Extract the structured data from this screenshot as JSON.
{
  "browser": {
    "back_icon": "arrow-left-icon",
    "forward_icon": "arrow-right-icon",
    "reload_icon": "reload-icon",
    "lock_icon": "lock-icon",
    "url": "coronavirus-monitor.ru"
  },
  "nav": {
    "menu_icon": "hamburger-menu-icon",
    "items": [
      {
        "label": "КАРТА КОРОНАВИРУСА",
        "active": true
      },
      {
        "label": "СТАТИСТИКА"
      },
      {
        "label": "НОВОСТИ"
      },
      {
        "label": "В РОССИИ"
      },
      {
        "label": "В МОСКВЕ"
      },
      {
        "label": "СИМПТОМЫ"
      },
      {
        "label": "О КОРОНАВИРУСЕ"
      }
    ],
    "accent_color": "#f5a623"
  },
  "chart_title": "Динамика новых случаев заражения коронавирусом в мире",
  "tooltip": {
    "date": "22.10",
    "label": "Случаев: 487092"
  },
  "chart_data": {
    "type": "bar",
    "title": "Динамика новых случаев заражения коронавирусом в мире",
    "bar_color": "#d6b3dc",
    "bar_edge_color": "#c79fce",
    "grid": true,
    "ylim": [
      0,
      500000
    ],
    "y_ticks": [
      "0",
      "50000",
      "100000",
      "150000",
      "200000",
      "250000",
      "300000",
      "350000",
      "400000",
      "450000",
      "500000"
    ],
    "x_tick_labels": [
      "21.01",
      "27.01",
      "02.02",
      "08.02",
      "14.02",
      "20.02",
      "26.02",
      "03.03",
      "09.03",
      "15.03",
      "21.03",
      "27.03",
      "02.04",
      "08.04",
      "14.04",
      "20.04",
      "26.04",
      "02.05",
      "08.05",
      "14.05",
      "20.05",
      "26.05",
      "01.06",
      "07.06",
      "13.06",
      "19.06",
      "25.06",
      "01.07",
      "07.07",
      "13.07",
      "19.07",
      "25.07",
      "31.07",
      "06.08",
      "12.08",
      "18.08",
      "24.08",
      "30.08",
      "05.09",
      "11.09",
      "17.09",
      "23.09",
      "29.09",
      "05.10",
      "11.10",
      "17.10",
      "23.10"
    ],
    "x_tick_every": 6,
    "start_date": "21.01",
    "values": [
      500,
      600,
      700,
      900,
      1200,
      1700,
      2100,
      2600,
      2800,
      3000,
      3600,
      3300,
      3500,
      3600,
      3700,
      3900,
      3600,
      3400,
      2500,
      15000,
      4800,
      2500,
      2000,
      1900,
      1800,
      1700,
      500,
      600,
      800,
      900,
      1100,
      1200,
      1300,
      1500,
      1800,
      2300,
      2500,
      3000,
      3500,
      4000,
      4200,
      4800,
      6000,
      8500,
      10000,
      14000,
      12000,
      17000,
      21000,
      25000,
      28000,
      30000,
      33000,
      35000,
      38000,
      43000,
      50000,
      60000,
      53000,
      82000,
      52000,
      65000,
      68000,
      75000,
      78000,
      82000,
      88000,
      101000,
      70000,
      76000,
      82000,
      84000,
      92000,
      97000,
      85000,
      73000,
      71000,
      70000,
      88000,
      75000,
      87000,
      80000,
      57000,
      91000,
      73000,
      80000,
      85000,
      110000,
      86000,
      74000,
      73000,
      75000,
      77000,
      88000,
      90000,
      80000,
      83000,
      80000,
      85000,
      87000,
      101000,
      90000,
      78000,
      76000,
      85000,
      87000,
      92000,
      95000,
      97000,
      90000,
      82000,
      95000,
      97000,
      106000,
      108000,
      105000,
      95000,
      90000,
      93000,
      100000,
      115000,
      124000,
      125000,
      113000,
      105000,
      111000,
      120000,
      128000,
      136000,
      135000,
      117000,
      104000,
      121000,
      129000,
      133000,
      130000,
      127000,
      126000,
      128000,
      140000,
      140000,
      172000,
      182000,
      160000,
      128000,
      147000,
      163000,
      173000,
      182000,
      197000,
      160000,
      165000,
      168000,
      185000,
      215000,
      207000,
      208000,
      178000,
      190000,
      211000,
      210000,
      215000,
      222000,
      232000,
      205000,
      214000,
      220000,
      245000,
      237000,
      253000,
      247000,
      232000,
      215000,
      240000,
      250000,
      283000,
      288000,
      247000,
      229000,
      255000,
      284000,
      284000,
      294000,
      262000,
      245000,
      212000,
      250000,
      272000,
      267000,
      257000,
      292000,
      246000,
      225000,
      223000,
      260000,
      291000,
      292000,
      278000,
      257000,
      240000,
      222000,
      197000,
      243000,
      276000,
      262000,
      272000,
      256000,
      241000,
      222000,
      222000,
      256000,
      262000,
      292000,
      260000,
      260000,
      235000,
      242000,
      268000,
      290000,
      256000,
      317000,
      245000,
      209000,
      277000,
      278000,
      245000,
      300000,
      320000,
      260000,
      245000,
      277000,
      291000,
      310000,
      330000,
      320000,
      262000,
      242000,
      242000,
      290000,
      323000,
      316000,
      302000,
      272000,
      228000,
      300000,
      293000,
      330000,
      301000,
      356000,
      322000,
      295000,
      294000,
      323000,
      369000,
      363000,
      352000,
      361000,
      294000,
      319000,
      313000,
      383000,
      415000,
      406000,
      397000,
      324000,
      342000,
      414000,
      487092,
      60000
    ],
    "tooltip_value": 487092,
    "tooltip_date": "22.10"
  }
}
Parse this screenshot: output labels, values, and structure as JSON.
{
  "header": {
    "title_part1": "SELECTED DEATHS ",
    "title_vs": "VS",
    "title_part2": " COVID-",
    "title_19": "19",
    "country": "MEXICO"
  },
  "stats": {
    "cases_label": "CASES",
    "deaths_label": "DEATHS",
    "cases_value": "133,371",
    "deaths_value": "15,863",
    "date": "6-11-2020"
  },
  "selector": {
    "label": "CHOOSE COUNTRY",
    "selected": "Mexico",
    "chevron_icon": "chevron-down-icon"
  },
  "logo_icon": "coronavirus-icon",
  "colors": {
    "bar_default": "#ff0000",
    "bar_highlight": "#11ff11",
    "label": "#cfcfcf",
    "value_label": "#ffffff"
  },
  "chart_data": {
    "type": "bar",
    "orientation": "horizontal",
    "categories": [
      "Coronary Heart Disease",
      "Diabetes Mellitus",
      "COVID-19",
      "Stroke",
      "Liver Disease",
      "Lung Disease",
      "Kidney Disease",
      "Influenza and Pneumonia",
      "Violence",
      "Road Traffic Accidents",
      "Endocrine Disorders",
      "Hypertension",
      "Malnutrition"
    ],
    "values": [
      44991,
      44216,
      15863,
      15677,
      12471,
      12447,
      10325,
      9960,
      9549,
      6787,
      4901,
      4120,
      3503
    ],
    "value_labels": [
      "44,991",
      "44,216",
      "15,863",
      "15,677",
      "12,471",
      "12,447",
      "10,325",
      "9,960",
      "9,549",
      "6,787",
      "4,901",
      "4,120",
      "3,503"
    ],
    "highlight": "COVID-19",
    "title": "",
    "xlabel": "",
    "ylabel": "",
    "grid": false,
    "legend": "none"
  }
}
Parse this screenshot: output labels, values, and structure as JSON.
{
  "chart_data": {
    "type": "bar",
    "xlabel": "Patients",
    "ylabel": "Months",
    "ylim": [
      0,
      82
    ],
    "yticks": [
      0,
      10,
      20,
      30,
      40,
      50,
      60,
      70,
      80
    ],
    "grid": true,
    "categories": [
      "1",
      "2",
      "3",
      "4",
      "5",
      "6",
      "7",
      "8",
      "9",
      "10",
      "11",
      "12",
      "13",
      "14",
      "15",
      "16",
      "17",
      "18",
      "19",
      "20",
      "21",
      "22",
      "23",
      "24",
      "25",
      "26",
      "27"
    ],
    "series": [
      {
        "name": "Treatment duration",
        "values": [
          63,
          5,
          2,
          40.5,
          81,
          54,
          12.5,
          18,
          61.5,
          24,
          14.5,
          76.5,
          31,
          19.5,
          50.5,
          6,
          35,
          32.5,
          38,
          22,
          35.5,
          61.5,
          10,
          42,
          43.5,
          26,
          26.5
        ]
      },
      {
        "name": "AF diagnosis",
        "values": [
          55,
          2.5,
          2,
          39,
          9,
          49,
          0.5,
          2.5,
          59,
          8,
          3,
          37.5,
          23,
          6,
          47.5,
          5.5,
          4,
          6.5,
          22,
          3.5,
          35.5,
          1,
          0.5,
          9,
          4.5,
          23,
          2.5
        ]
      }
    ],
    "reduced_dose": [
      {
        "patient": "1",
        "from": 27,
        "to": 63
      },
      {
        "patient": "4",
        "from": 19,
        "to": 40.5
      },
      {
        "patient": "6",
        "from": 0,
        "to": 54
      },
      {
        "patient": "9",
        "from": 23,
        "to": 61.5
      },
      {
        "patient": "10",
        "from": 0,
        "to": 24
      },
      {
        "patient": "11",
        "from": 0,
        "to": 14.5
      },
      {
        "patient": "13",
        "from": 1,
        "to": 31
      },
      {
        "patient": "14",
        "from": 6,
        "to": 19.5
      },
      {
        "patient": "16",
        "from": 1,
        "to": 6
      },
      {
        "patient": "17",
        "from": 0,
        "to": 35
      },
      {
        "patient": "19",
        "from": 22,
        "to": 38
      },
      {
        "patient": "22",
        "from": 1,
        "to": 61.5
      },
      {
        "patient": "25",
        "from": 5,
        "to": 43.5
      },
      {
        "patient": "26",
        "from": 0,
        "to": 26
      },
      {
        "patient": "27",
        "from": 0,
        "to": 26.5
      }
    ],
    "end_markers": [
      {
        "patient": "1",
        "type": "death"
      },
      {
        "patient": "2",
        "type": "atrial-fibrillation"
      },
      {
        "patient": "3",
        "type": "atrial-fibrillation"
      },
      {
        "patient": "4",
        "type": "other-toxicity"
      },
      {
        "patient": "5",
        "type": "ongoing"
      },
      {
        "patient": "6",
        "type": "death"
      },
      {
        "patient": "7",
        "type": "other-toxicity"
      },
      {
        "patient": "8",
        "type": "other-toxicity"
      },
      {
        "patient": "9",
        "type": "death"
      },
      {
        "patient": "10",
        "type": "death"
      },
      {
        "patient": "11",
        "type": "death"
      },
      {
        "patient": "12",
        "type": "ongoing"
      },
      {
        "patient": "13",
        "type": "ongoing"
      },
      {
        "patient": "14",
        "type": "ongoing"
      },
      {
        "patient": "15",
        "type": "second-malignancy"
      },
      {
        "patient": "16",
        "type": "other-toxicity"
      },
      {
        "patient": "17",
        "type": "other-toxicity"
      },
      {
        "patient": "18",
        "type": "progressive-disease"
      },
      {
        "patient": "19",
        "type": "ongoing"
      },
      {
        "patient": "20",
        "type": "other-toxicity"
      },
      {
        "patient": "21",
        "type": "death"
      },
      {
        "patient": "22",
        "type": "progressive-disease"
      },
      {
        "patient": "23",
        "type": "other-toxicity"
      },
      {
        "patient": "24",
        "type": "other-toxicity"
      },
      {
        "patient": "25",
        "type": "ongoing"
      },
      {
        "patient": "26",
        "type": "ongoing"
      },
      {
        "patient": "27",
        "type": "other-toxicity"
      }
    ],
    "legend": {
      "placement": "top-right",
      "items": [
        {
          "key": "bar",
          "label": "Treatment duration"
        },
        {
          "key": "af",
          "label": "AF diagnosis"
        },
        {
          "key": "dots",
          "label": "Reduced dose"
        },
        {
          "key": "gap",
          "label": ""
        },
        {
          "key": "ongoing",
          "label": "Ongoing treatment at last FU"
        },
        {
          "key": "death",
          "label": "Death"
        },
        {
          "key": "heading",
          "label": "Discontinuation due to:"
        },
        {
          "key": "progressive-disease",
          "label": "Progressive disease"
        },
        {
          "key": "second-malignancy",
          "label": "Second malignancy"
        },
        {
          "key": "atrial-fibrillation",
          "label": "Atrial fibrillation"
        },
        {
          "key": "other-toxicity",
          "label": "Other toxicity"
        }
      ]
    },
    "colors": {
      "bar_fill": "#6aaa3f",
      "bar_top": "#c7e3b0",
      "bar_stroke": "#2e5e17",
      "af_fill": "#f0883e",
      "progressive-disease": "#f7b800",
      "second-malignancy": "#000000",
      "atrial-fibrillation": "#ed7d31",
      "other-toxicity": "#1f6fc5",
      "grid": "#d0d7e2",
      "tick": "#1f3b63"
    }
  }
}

━━━━━━━━━━━━━━━━━━━━

Return each line from the entries above that includes "diagnosis".

Result:
        "name": "AF diagnosis",
          "label": "AF diagnosis"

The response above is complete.